>> START
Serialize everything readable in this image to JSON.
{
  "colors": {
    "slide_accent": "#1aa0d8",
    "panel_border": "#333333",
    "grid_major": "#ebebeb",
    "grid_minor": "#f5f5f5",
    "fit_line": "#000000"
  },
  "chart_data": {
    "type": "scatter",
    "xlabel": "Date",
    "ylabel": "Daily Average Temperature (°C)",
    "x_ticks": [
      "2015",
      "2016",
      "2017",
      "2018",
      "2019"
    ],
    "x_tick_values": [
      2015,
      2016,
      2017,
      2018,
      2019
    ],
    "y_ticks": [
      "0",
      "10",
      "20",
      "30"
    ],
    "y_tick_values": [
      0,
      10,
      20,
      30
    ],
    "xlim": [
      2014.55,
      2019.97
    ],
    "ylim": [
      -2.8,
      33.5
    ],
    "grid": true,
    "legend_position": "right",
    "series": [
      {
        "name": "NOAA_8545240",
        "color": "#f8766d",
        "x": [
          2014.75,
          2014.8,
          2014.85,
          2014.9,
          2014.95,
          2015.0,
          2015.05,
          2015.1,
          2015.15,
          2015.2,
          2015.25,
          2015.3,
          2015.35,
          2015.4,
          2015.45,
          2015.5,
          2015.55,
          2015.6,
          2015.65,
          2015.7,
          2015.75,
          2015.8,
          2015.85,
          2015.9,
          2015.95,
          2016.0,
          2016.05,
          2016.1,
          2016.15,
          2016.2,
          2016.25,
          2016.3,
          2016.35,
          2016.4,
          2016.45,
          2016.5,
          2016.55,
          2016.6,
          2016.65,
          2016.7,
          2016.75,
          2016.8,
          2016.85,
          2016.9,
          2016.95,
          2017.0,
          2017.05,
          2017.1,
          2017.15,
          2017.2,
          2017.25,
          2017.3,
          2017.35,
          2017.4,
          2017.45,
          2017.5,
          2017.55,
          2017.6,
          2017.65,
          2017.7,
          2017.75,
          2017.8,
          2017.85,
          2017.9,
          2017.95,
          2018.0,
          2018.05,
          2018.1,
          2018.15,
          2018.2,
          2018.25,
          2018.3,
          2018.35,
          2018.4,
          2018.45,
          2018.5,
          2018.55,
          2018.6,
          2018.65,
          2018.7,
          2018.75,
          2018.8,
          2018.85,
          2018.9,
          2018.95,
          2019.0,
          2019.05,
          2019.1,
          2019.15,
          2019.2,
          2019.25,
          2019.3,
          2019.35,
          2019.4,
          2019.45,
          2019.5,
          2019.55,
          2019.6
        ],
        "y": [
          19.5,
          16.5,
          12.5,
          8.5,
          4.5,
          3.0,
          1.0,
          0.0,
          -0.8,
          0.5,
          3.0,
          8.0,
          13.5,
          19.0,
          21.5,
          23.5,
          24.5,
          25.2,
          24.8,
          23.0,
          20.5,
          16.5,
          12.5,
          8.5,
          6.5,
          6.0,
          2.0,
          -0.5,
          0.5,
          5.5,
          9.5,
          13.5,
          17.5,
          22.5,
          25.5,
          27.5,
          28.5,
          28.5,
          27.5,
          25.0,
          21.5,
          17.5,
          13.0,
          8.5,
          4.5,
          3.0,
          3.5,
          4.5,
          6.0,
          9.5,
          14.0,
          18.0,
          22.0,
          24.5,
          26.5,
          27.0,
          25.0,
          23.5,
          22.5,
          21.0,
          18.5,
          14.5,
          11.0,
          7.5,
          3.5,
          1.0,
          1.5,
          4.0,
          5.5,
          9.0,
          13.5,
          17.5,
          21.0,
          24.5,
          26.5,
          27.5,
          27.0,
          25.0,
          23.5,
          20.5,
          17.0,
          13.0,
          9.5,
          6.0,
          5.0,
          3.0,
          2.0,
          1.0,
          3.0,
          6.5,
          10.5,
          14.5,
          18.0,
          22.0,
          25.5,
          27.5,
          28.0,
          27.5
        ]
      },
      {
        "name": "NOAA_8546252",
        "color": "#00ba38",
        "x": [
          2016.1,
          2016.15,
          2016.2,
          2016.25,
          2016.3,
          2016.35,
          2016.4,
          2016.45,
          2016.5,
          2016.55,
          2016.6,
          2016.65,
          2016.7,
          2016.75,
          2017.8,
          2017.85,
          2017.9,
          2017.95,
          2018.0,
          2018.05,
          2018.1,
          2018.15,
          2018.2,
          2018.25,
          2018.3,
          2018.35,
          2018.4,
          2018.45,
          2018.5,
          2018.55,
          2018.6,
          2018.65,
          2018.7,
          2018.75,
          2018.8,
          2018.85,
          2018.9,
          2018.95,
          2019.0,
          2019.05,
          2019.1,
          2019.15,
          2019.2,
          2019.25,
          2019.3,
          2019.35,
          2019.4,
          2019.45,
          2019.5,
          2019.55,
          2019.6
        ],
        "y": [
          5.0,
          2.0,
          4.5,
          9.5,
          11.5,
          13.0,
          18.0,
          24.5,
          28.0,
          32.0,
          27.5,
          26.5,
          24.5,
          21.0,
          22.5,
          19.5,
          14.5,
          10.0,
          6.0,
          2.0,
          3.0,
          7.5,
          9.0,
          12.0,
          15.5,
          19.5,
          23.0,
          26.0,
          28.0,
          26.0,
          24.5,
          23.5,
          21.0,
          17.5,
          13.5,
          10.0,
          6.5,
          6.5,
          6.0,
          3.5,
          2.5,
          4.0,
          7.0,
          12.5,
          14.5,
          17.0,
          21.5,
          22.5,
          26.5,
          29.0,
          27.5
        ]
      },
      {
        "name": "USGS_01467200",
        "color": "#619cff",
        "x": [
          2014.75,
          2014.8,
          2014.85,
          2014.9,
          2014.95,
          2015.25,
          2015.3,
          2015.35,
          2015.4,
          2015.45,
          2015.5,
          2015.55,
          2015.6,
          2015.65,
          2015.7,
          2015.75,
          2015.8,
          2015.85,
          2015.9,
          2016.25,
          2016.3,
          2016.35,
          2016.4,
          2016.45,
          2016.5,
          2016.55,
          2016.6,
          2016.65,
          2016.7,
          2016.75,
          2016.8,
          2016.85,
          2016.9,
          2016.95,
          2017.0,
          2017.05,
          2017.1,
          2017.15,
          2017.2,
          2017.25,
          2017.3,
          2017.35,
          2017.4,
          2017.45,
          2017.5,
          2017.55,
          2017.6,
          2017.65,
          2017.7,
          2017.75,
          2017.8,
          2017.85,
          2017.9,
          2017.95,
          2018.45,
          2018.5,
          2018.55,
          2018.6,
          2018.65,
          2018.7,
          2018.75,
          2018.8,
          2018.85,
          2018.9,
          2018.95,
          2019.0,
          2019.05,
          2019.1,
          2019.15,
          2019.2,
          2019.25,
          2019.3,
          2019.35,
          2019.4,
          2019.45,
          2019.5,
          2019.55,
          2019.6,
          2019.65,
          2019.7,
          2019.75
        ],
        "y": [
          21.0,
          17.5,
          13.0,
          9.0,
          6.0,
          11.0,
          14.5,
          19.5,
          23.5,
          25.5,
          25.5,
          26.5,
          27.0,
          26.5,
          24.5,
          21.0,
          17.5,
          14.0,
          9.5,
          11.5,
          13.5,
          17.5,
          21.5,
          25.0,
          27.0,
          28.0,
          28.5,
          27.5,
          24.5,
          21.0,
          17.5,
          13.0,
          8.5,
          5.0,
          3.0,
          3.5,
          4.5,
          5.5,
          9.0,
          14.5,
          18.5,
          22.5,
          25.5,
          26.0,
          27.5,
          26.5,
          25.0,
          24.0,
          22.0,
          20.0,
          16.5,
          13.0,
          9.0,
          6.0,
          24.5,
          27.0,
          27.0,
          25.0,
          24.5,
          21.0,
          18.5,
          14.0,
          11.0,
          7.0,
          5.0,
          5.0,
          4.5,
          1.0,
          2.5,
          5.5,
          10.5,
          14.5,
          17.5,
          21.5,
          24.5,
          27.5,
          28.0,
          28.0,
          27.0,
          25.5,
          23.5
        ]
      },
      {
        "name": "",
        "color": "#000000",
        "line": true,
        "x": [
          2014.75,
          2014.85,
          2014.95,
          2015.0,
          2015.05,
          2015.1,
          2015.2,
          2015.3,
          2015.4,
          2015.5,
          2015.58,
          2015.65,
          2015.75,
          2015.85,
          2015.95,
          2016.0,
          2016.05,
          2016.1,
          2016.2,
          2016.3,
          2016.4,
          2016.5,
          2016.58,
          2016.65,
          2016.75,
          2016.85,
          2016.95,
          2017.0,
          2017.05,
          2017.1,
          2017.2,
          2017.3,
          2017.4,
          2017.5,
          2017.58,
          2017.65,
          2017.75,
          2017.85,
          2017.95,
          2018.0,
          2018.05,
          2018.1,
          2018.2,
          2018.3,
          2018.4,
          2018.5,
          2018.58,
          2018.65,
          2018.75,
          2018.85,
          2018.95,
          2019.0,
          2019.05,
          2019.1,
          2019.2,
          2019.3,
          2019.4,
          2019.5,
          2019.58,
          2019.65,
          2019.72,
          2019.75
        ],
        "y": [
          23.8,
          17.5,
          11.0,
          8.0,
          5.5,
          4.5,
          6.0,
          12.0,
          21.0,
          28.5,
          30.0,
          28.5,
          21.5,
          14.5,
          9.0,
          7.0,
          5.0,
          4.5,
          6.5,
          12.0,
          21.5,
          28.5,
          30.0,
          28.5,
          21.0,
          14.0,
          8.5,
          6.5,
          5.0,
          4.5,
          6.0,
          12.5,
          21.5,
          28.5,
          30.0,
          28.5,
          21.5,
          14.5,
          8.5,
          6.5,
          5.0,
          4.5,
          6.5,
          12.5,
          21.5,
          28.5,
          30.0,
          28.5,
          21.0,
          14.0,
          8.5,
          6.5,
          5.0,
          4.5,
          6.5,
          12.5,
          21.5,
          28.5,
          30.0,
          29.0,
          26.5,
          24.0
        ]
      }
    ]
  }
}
>> END
• [Task requirements]: Copy all lines from the data that hold the word "name".

• [Exercise result]:
        "name": "NOAA_8545240",
        "name": "NOAA_8546252",
        "name": "USGS_01467200",
        "name": "",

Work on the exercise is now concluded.